** Extrait **
Vol. 4, no. 1, Codirigé par Alexandra Popovici, Gaële Gidrol-Mistral et Mark Antaki

Ce numéro spécial est le fruit du colloque « Contraintes et droits » organisé par le Groupe de recherche sur les humanités juridiques et tenu le 9 mai 2022 dans le cadre du 89e congrès de l’ACFAS. Le Groupe réunit de jeunes chercheuses et chercheurs ainsi que des chercheurs et chercheuses établies de tous horizons, qui réfléchissent au droit comme activité culturelle et poétique au Québec. Au cœur de ce colloque, une question existentielle : le droit peut-il exister sans contraintes, ou autrement dit, le droit n’est-il que contraintes ? Point de départ à un questionnement plus large sur la relation entre droits et contraintes, les auteurs et autrices ont abordé à leur manière cette relation complexe tout en se prêtant aux jeux irrésistibles de la contrainte.

En droit, la notion de contrainte connaît plusieurs emplois. La loi, par exemple, est comprise comme une contrainte sociale. Plus couramment, la contrainte est assimilée à une obligation. De ce point de vue, la contrainte est envisagée comme liant notre volonté et nous privant de liberté. Pourtant, les contraintes, du moins certaines, sont également nécessaires à la réalisation d’actions : il suffit de penser aux règles grammaticales ou aux règles d’un jeu. Ces contraintes spécifient en effet comment dire ou accomplir ce que nous voulons dire ou accomplir. Sous cette lumière, certaines contraintes légales apparaissent plutôt comme des conditions de la possibilité de la liberté et de son exercice. Nous osons même affirmer que la contrainte est le gage de tout potentiel créatif. En faisant du contrat la loi des parties, la loi consacre-t-elle la force libératrice de la contrainte ?

Au-delà de cette identité, à première vue paradoxale, entre contrainte et liberté en droit, se trouve la pensée juridique, soumise elle aussi à ses propres contraintes, structurée elle aussi par ses propres habitudes.

Pour les explorer, ce numéro sonde le potentiel de créativité de la contrainte sur le droit. Il vise à mettre en lumière les contraintes et les habitudes qui structurent la pensée juridique, et les normes qui s’en dégagent, trop souvent laissées dans l’ombre. Redonner une visibilité aux contraintes permet, peut-être, de reprendre la main sur le droit envisagé comme « science humaine », et d’articuler la grammaire innervant le droit et le pouvoir que celle-ci exerce sur notre manière de le penser et de le vivre.

Le colloque et ce numéro s’inspirent des pratiques de l’OuDroPo,, l’Ouvroir de Droit Potentiel, lieu de créativité juridique et de théorie du droit se situant dans la mouvance de l’OuLiPo,, l’Ouvroir de Littérature Potentiel. Ces pratiques mettent en relief le lien entre les jeux langagiers et les formes de vie. S’imposer des contraintes linguistiques et grammaticales permet de commencer à éprouver — et non seulement d’envisager ou d’imaginer — des formes de vie autres que les nôtres et d’éprouver les nôtres autrement. C’est l’expérience qu’invite à vivre Le manifeste oudropien[1]. Par l’entremise de « la contrainte librement choisie », de nouvelles scènes du droit sont dévoilées, sont érigées. D’où l’importance, primordiale, des pluriels — « contraintes » et « droits » — dans le titre de ce numéro spécial. À travers l’exploration de contraintes, ce numéro se veut donc un lieu d’expérimentation permettant de faire jaillir le potentiel « infini » du droit, des droits.

** Consigne 1 **
Résumez l'extrait en deux phrases.
L'extrait et la liste qui suit constituent deux documents indépendants l'un de l'autre.

[Données sources]
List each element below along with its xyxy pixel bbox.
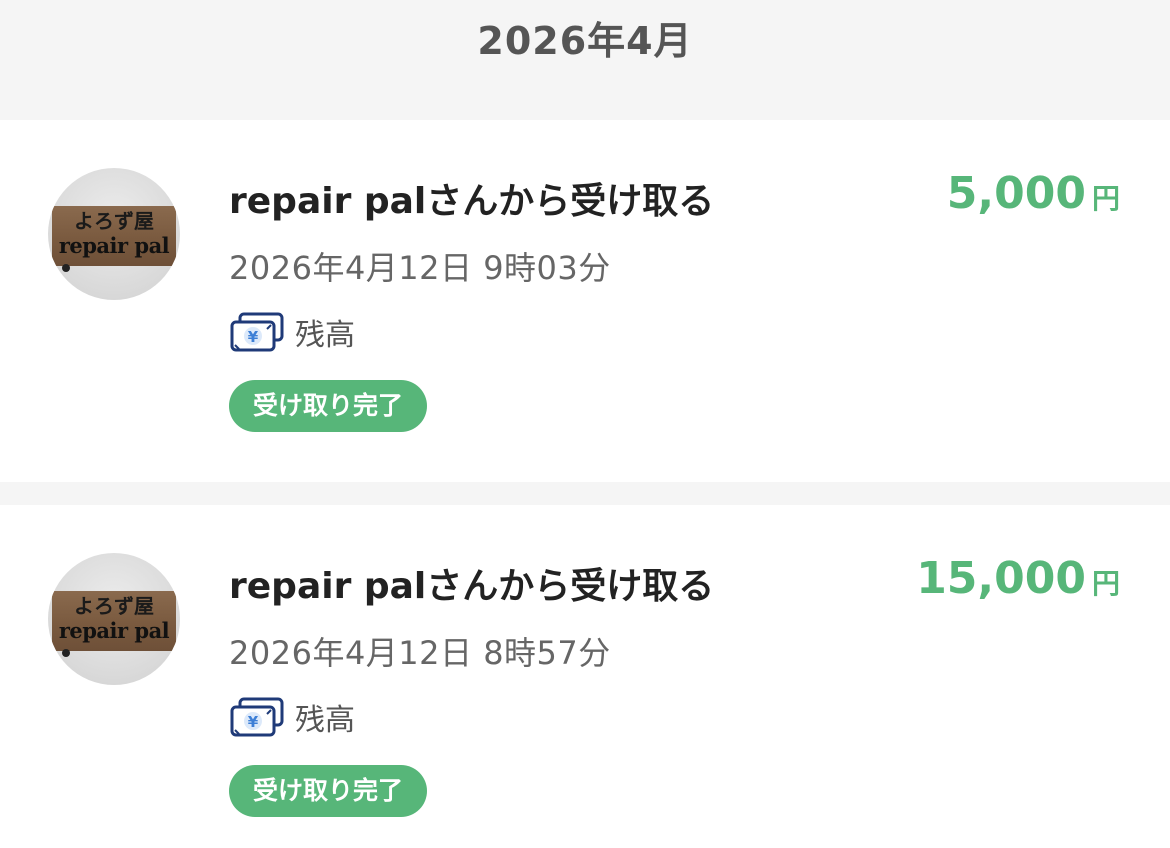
transaction-title: repair palさんから受け取る [229, 181, 715, 222]
transaction-amount: 15,000 円 [916, 553, 1120, 604]
avatar-sign-top: よろず屋 [74, 594, 154, 618]
yen-bill-icon: ¥ [229, 695, 285, 739]
avatar-dot [62, 264, 70, 272]
month-title: 2026年4月 [477, 19, 693, 63]
avatar-sign-bottom: repair pal [58, 618, 170, 643]
transaction-title: repair palさんから受け取る [229, 566, 715, 607]
yen-bill-icon: ¥ [229, 310, 285, 354]
payment-method: ¥ 残高 [229, 310, 355, 354]
status-badge: 受け取り完了 [229, 765, 428, 817]
amount-currency: 円 [1091, 182, 1120, 215]
transaction-datetime: 2026年4月12日 8時57分 [229, 634, 611, 672]
avatar: よろず屋 repair pal [48, 553, 180, 685]
avatar-sign-bottom: repair pal [58, 233, 170, 258]
svg-text:¥: ¥ [248, 713, 259, 731]
payment-method-label: 残高 [295, 703, 355, 738]
avatar-sign-top: よろず屋 [74, 209, 154, 233]
amount-value: 5,000 [946, 168, 1086, 219]
amount-value: 15,000 [916, 553, 1086, 604]
status-badge: 受け取り完了 [229, 380, 428, 432]
avatar-sign-board: よろず屋 repair pal [52, 591, 176, 651]
amount-currency: 円 [1091, 567, 1120, 600]
transaction-datetime: 2026年4月12日 9時03分 [229, 249, 611, 287]
transaction-row[interactable]: よろず屋 repair pal repair palさんから受け取る 15,00… [0, 505, 1170, 848]
transaction-row[interactable]: よろず屋 repair pal repair palさんから受け取る 5,000… [0, 120, 1170, 482]
payment-method: ¥ 残高 [229, 695, 355, 739]
transaction-amount: 5,000 円 [947, 168, 1120, 219]
avatar-dot [62, 649, 70, 657]
month-section-header: 2026年4月 [0, 0, 1170, 120]
payment-method-label: 残高 [295, 318, 355, 353]
avatar: よろず屋 repair pal [48, 168, 180, 300]
svg-text:¥: ¥ [248, 328, 259, 346]
avatar-sign-board: よろず屋 repair pal [52, 206, 176, 266]
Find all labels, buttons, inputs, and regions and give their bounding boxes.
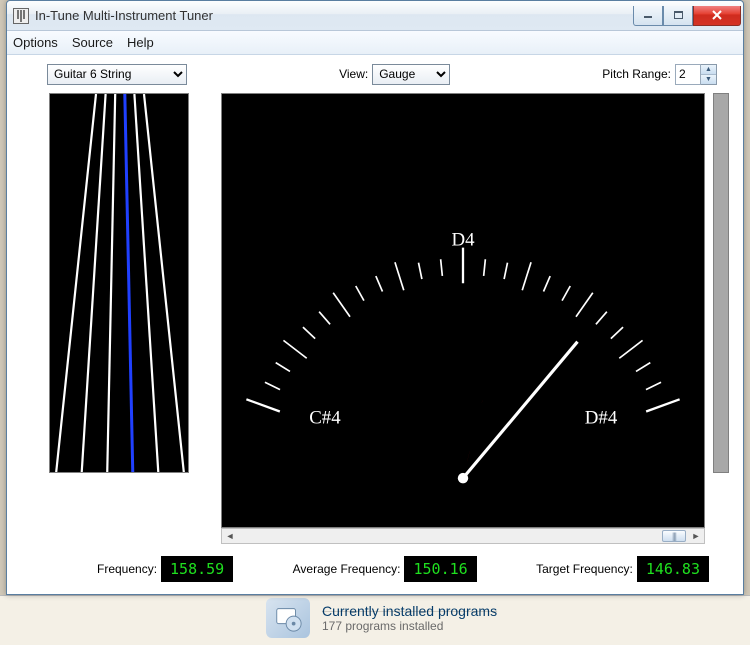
- pitch-range-label: Pitch Range:: [602, 67, 671, 81]
- gauge-scrollbar-h[interactable]: ◄ ||| ►: [221, 528, 705, 544]
- maximize-button[interactable]: [663, 6, 693, 26]
- scroll-left-icon[interactable]: ◄: [222, 529, 238, 543]
- spinner-down-icon[interactable]: ▼: [701, 75, 716, 84]
- gauge-note-left: C#4: [309, 408, 341, 429]
- gauge-pivot-icon: [458, 473, 468, 483]
- minimize-button[interactable]: [633, 6, 663, 26]
- background-heading: Currently installed programs: [322, 603, 497, 619]
- background-control-panel-item: Currently installed programs 177 program…: [266, 598, 497, 638]
- menu-source[interactable]: Source: [72, 35, 113, 50]
- menu-options[interactable]: Options: [13, 35, 58, 50]
- frequency-readouts: Frequency: 158.59 Average Frequency: 150…: [7, 544, 743, 594]
- strings-visualizer[interactable]: [49, 93, 189, 473]
- frequency-value: 158.59: [161, 556, 233, 582]
- menu-help[interactable]: Help: [127, 35, 154, 50]
- view-select[interactable]: Gauge: [372, 64, 450, 85]
- app-icon: [13, 8, 29, 24]
- controls-row: Guitar 6 String View: Gauge Pitch Range:…: [7, 55, 743, 93]
- pitch-range-spinner[interactable]: ▲ ▼: [675, 64, 717, 85]
- view-label: View:: [339, 67, 368, 81]
- background-subtitle: 177 programs installed: [322, 619, 497, 633]
- spinner-up-icon[interactable]: ▲: [701, 65, 716, 75]
- window-title: In-Tune Multi-Instrument Tuner: [35, 8, 633, 23]
- gauge-display[interactable]: C#4 D4 D#4: [221, 93, 705, 528]
- title-bar[interactable]: In-Tune Multi-Instrument Tuner: [7, 1, 743, 31]
- close-button[interactable]: [693, 6, 741, 26]
- gauge-needle-current: [461, 275, 513, 485]
- tuner-app-window: In-Tune Multi-Instrument Tuner Options S…: [6, 0, 744, 595]
- scroll-right-icon[interactable]: ►: [688, 529, 704, 543]
- main-content: C#4 D4 D#4 ◄ ||| ►: [7, 93, 743, 544]
- gauge-needle-target: [463, 342, 578, 478]
- instrument-select[interactable]: Guitar 6 String: [47, 64, 187, 85]
- frequency-label: Frequency:: [97, 562, 157, 576]
- level-meter[interactable]: [713, 93, 729, 473]
- scrollbar-thumb[interactable]: |||: [662, 530, 686, 542]
- programs-icon: [266, 598, 310, 638]
- gauge-note-center: D4: [451, 230, 475, 251]
- pitch-range-input[interactable]: [675, 64, 701, 85]
- menu-bar: Options Source Help: [7, 31, 743, 55]
- target-frequency-value: 146.83: [637, 556, 709, 582]
- avg-frequency-value: 150.16: [404, 556, 476, 582]
- avg-frequency-label: Average Frequency:: [293, 562, 401, 576]
- target-frequency-label: Target Frequency:: [536, 562, 633, 576]
- gauge-note-right: D#4: [585, 408, 618, 429]
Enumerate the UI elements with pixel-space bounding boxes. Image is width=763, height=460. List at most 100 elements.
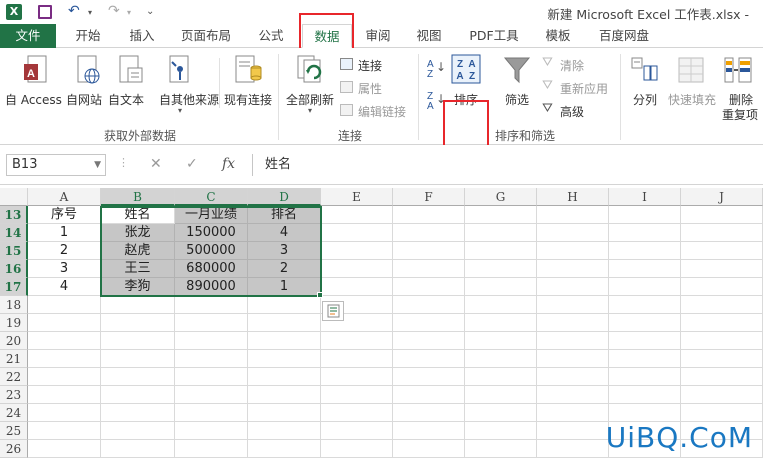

** Consigne 2 **
Dans la liste, renommez « transaction-title » en « titre-transaction » et recopiez uniquement les lignes qui vont de celle qui contient « transaction-title: repair palさんから受け取る [229, 181, 715, 222] » jusqu'à celle qui contient « Find all labels, buttons, inputs, and », toutes deux comprises, sans rien modifier d'autre.

** Réponse attendue 1 **
Ce numéro spécial, issu du colloque « Contraintes et droits » tenu le 9 mai 2022 dans le cadre du 89e congrès de l'ACFAS, interroge la relation entre droits et contraintes, certaines contraintes légales apparaissant comme des conditions de la possibilité de la liberté. Inspiré des pratiques de l'OuDroPo, il vise à mettre en lumière les contraintes et les habitudes qui structurent la pensée juridique afin de faire jaillir le potentiel « infini » du droit.

** Réponse attendue 2 **
titre-transaction: repair palさんから受け取る [229, 181, 715, 222]
transaction-amount: 15,000 円 [916, 553, 1120, 604]
avatar-sign-top: よろず屋 [74, 594, 154, 618]
yen-bill-icon: ¥ [229, 695, 285, 739]
avatar-dot [62, 264, 70, 272]
month-title: 2026年4月 [477, 19, 693, 63]
avatar-sign-bottom: repair pal [58, 618, 170, 643]
titre-transaction: repair palさんから受け取る [229, 566, 715, 607]
yen-bill-icon: ¥ [229, 310, 285, 354]
payment-method: ¥ 残高 [229, 310, 355, 354]
status-badge: 受け取り完了 [229, 765, 428, 817]
amount-currency: 円 [1091, 182, 1120, 215]
transaction-datetime: 2026年4月12日 8時57分 [229, 634, 611, 672]
avatar: よろず屋 repair pal [48, 553, 180, 685]
avatar-sign-bottom: repair pal [58, 233, 170, 258]
svg-text:¥: ¥ [248, 713, 259, 731]
payment-method-label: 残高 [295, 703, 355, 738]
avatar-sign-top: よろず屋 [74, 209, 154, 233]
amount-value: 5,000 [946, 168, 1086, 219]
amount-value: 15,000 [916, 553, 1086, 604]
status-badge: 受け取り完了 [229, 380, 428, 432]
avatar-sign-board: よろず屋 repair pal [52, 591, 176, 651]
amount-currency: 円 [1091, 567, 1120, 600]
transaction-datetime: 2026年4月12日 9時03分 [229, 249, 611, 287]
transaction-row[interactable]: よろず屋 repair pal repair palさんから受け取る 15,00… [0, 505, 1170, 848]
transaction-row[interactable]: よろず屋 repair pal repair palさんから受け取る 5,000… [0, 120, 1170, 482]
payment-method: ¥ 残高 [229, 695, 355, 739]
transaction-amount: 5,000 円 [947, 168, 1120, 219]
avatar-dot [62, 649, 70, 657]
month-section-header: 2026年4月 [0, 0, 1170, 120]
payment-method-label: 残高 [295, 318, 355, 353]
avatar: よろず屋 repair pal [48, 168, 180, 300]
svg-text:¥: ¥ [248, 328, 259, 346]
avatar-sign-board: よろず屋 repair pal [52, 206, 176, 266]
Find all labels, buttons, inputs, and regions and give their bounding boxes.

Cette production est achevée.